# EXERCISE DATA

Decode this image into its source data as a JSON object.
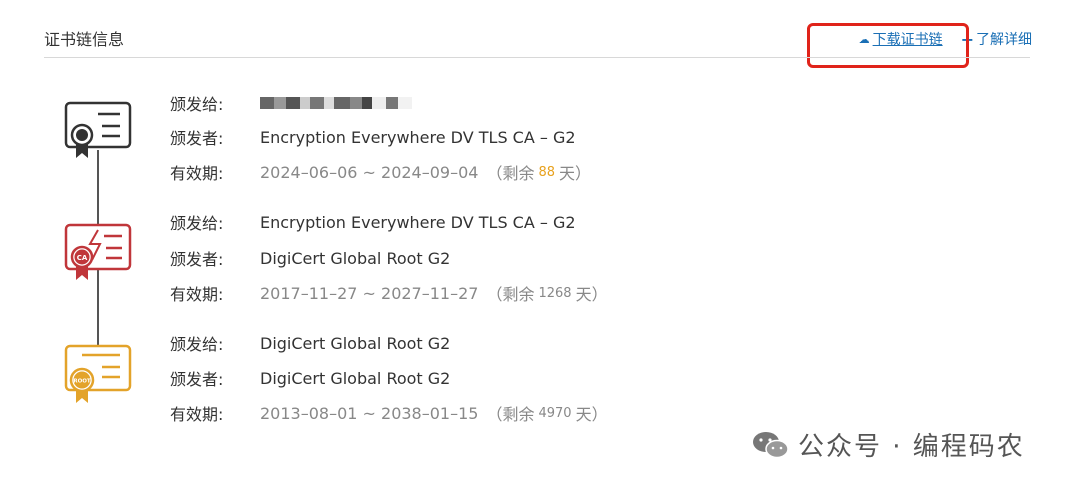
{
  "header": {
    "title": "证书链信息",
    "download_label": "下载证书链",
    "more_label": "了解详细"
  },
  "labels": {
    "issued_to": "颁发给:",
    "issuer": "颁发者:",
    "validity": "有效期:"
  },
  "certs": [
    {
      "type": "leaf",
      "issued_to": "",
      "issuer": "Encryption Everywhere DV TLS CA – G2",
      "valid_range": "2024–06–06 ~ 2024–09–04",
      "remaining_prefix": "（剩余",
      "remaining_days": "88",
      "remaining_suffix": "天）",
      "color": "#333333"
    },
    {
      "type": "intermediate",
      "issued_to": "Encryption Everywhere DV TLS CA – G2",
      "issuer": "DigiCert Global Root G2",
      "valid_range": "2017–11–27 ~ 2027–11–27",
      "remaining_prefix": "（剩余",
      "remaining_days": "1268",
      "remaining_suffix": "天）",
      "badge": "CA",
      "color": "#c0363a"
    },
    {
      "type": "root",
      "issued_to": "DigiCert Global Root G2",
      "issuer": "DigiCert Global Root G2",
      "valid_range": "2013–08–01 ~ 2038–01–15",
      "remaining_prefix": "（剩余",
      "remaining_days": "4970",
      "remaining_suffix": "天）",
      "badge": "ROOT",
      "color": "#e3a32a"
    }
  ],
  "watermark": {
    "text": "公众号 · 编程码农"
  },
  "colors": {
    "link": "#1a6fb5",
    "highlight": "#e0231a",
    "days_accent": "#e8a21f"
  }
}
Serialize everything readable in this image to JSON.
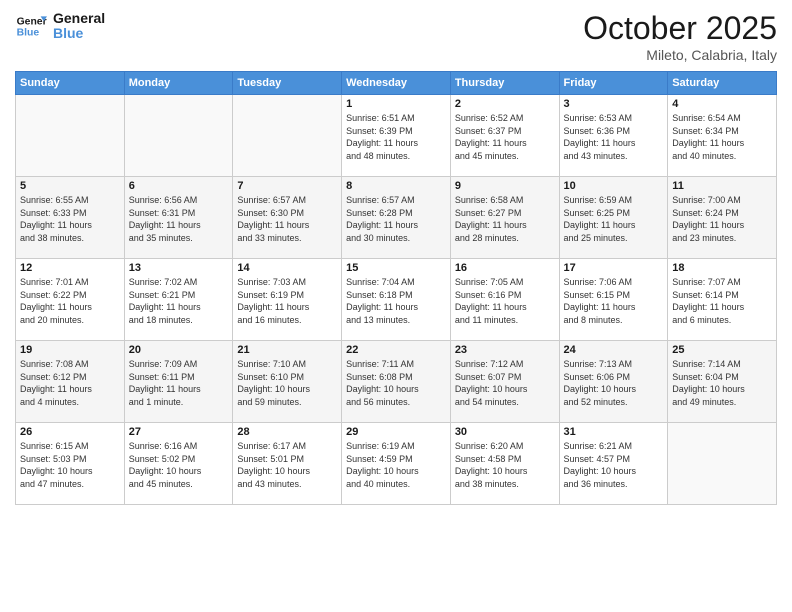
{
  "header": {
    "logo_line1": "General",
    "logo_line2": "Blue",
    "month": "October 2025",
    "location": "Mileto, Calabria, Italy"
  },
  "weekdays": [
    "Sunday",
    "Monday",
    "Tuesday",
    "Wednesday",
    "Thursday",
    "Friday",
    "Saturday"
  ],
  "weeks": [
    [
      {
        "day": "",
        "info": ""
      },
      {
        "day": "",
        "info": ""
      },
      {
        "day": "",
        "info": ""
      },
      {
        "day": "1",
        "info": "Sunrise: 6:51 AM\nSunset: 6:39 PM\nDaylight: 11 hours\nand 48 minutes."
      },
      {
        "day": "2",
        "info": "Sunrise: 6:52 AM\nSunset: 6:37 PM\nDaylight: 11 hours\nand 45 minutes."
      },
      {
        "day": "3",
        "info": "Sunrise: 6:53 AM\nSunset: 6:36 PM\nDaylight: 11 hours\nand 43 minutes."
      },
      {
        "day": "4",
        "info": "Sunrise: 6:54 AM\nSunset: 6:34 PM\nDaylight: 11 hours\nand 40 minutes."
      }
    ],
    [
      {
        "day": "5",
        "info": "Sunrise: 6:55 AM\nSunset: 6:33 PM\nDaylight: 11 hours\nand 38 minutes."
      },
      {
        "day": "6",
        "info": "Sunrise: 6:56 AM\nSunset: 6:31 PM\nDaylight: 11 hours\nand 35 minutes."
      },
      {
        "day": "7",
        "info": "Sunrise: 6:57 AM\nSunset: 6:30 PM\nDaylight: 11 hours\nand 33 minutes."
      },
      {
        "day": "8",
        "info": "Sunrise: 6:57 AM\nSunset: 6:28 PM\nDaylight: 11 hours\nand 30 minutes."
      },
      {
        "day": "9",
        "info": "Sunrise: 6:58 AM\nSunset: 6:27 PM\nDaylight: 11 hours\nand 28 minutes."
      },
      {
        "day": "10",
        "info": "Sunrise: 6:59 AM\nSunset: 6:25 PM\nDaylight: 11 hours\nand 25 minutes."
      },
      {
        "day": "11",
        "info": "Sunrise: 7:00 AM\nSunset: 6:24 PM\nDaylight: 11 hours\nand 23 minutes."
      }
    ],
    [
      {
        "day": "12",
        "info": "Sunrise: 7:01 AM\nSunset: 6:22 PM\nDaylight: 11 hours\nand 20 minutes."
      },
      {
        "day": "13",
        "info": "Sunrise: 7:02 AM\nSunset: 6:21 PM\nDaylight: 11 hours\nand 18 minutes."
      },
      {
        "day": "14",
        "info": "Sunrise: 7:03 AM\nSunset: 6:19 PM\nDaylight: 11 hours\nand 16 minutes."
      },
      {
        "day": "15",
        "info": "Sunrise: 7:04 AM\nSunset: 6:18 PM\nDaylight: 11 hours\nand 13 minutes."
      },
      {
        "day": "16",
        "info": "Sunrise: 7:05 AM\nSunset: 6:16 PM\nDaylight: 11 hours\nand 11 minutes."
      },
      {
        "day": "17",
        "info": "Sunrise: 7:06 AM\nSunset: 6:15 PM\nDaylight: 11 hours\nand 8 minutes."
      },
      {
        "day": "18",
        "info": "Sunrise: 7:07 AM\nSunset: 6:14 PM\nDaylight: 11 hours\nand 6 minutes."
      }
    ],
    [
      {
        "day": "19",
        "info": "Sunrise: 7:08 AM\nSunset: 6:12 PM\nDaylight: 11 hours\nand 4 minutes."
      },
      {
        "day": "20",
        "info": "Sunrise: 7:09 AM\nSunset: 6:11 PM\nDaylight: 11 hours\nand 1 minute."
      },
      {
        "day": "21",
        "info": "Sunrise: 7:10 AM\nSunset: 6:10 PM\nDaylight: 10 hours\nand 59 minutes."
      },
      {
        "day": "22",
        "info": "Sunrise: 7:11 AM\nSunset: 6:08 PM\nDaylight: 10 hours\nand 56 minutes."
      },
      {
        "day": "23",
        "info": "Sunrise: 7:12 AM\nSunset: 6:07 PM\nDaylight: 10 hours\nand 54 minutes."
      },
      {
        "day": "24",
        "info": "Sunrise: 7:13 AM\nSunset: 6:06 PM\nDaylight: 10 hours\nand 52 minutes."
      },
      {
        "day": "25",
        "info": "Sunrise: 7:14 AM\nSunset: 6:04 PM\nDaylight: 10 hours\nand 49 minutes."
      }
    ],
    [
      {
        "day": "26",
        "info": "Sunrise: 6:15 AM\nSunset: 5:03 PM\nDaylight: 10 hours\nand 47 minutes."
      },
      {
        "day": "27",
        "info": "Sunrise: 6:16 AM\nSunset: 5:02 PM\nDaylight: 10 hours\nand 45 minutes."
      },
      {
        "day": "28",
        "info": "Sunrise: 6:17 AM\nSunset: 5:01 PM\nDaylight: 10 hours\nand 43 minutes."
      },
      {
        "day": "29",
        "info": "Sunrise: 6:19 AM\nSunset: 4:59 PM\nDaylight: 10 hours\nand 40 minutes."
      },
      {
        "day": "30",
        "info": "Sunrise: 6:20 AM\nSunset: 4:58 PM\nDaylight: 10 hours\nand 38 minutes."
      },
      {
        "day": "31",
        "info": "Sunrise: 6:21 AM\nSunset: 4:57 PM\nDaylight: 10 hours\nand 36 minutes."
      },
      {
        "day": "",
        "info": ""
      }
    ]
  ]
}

# AIM OF THE TASK
Copy every line above word for word and exclude the pictures.

# SOLUTION
Decode this image into its source data as a JSON object.
{
  "header": {
    "title": "证书链信息",
    "download_label": "下载证书链",
    "more_label": "了解详细"
  },
  "labels": {
    "issued_to": "颁发给:",
    "issuer": "颁发者:",
    "validity": "有效期:"
  },
  "certs": [
    {
      "type": "leaf",
      "issued_to": "",
      "issuer": "Encryption Everywhere DV TLS CA – G2",
      "valid_range": "2024–06–06 ~ 2024–09–04",
      "remaining_prefix": "（剩余",
      "remaining_days": "88",
      "remaining_suffix": "天）",
      "color": "#333333"
    },
    {
      "type": "intermediate",
      "issued_to": "Encryption Everywhere DV TLS CA – G2",
      "issuer": "DigiCert Global Root G2",
      "valid_range": "2017–11–27 ~ 2027–11–27",
      "remaining_prefix": "（剩余",
      "remaining_days": "1268",
      "remaining_suffix": "天）",
      "badge": "CA",
      "color": "#c0363a"
    },
    {
      "type": "root",
      "issued_to": "DigiCert Global Root G2",
      "issuer": "DigiCert Global Root G2",
      "valid_range": "2013–08–01 ~ 2038–01–15",
      "remaining_prefix": "（剩余",
      "remaining_days": "4970",
      "remaining_suffix": "天）",
      "badge": "ROOT",
      "color": "#e3a32a"
    }
  ],
  "watermark": {
    "text": "公众号 · 编程码农"
  },
  "colors": {
    "link": "#1a6fb5",
    "highlight": "#e0231a",
    "days_accent": "#e8a21f"
  }
}
Serialize everything readable in this image to JSON.
{
  "header": {
    "logo_line1": "General",
    "logo_line2": "Blue",
    "month": "October 2025",
    "location": "Mileto, Calabria, Italy"
  },
  "weekdays": [
    "Sunday",
    "Monday",
    "Tuesday",
    "Wednesday",
    "Thursday",
    "Friday",
    "Saturday"
  ],
  "weeks": [
    [
      {
        "day": "",
        "info": ""
      },
      {
        "day": "",
        "info": ""
      },
      {
        "day": "",
        "info": ""
      },
      {
        "day": "1",
        "info": "Sunrise: 6:51 AM\nSunset: 6:39 PM\nDaylight: 11 hours\nand 48 minutes."
      },
      {
        "day": "2",
        "info": "Sunrise: 6:52 AM\nSunset: 6:37 PM\nDaylight: 11 hours\nand 45 minutes."
      },
      {
        "day": "3",
        "info": "Sunrise: 6:53 AM\nSunset: 6:36 PM\nDaylight: 11 hours\nand 43 minutes."
      },
      {
        "day": "4",
        "info": "Sunrise: 6:54 AM\nSunset: 6:34 PM\nDaylight: 11 hours\nand 40 minutes."
      }
    ],
    [
      {
        "day": "5",
        "info": "Sunrise: 6:55 AM\nSunset: 6:33 PM\nDaylight: 11 hours\nand 38 minutes."
      },
      {
        "day": "6",
        "info": "Sunrise: 6:56 AM\nSunset: 6:31 PM\nDaylight: 11 hours\nand 35 minutes."
      },
      {
        "day": "7",
        "info": "Sunrise: 6:57 AM\nSunset: 6:30 PM\nDaylight: 11 hours\nand 33 minutes."
      },
      {
        "day": "8",
        "info": "Sunrise: 6:57 AM\nSunset: 6:28 PM\nDaylight: 11 hours\nand 30 minutes."
      },
      {
        "day": "9",
        "info": "Sunrise: 6:58 AM\nSunset: 6:27 PM\nDaylight: 11 hours\nand 28 minutes."
      },
      {
        "day": "10",
        "info": "Sunrise: 6:59 AM\nSunset: 6:25 PM\nDaylight: 11 hours\nand 25 minutes."
      },
      {
        "day": "11",
        "info": "Sunrise: 7:00 AM\nSunset: 6:24 PM\nDaylight: 11 hours\nand 23 minutes."
      }
    ],
    [
      {
        "day": "12",
        "info": "Sunrise: 7:01 AM\nSunset: 6:22 PM\nDaylight: 11 hours\nand 20 minutes."
      },
      {
        "day": "13",
        "info": "Sunrise: 7:02 AM\nSunset: 6:21 PM\nDaylight: 11 hours\nand 18 minutes."
      },
      {
        "day": "14",
        "info": "Sunrise: 7:03 AM\nSunset: 6:19 PM\nDaylight: 11 hours\nand 16 minutes."
      },
      {
        "day": "15",
        "info": "Sunrise: 7:04 AM\nSunset: 6:18 PM\nDaylight: 11 hours\nand 13 minutes."
      },
      {
        "day": "16",
        "info": "Sunrise: 7:05 AM\nSunset: 6:16 PM\nDaylight: 11 hours\nand 11 minutes."
      },
      {
        "day": "17",
        "info": "Sunrise: 7:06 AM\nSunset: 6:15 PM\nDaylight: 11 hours\nand 8 minutes."
      },
      {
        "day": "18",
        "info": "Sunrise: 7:07 AM\nSunset: 6:14 PM\nDaylight: 11 hours\nand 6 minutes."
      }
    ],
    [
      {
        "day": "19",
        "info": "Sunrise: 7:08 AM\nSunset: 6:12 PM\nDaylight: 11 hours\nand 4 minutes."
      },
      {
        "day": "20",
        "info": "Sunrise: 7:09 AM\nSunset: 6:11 PM\nDaylight: 11 hours\nand 1 minute."
      },
      {
        "day": "21",
        "info": "Sunrise: 7:10 AM\nSunset: 6:10 PM\nDaylight: 10 hours\nand 59 minutes."
      },
      {
        "day": "22",
        "info": "Sunrise: 7:11 AM\nSunset: 6:08 PM\nDaylight: 10 hours\nand 56 minutes."
      },
      {
        "day": "23",
        "info": "Sunrise: 7:12 AM\nSunset: 6:07 PM\nDaylight: 10 hours\nand 54 minutes."
      },
      {
        "day": "24",
        "info": "Sunrise: 7:13 AM\nSunset: 6:06 PM\nDaylight: 10 hours\nand 52 minutes."
      },
      {
        "day": "25",
        "info": "Sunrise: 7:14 AM\nSunset: 6:04 PM\nDaylight: 10 hours\nand 49 minutes."
      }
    ],
    [
      {
        "day": "26",
        "info": "Sunrise: 6:15 AM\nSunset: 5:03 PM\nDaylight: 10 hours\nand 47 minutes."
      },
      {
        "day": "27",
        "info": "Sunrise: 6:16 AM\nSunset: 5:02 PM\nDaylight: 10 hours\nand 45 minutes."
      },
      {
        "day": "28",
        "info": "Sunrise: 6:17 AM\nSunset: 5:01 PM\nDaylight: 10 hours\nand 43 minutes."
      },
      {
        "day": "29",
        "info": "Sunrise: 6:19 AM\nSunset: 4:59 PM\nDaylight: 10 hours\nand 40 minutes."
      },
      {
        "day": "30",
        "info": "Sunrise: 6:20 AM\nSunset: 4:58 PM\nDaylight: 10 hours\nand 38 minutes."
      },
      {
        "day": "31",
        "info": "Sunrise: 6:21 AM\nSunset: 4:57 PM\nDaylight: 10 hours\nand 36 minutes."
      },
      {
        "day": "",
        "info": ""
      }
    ]
  ]
}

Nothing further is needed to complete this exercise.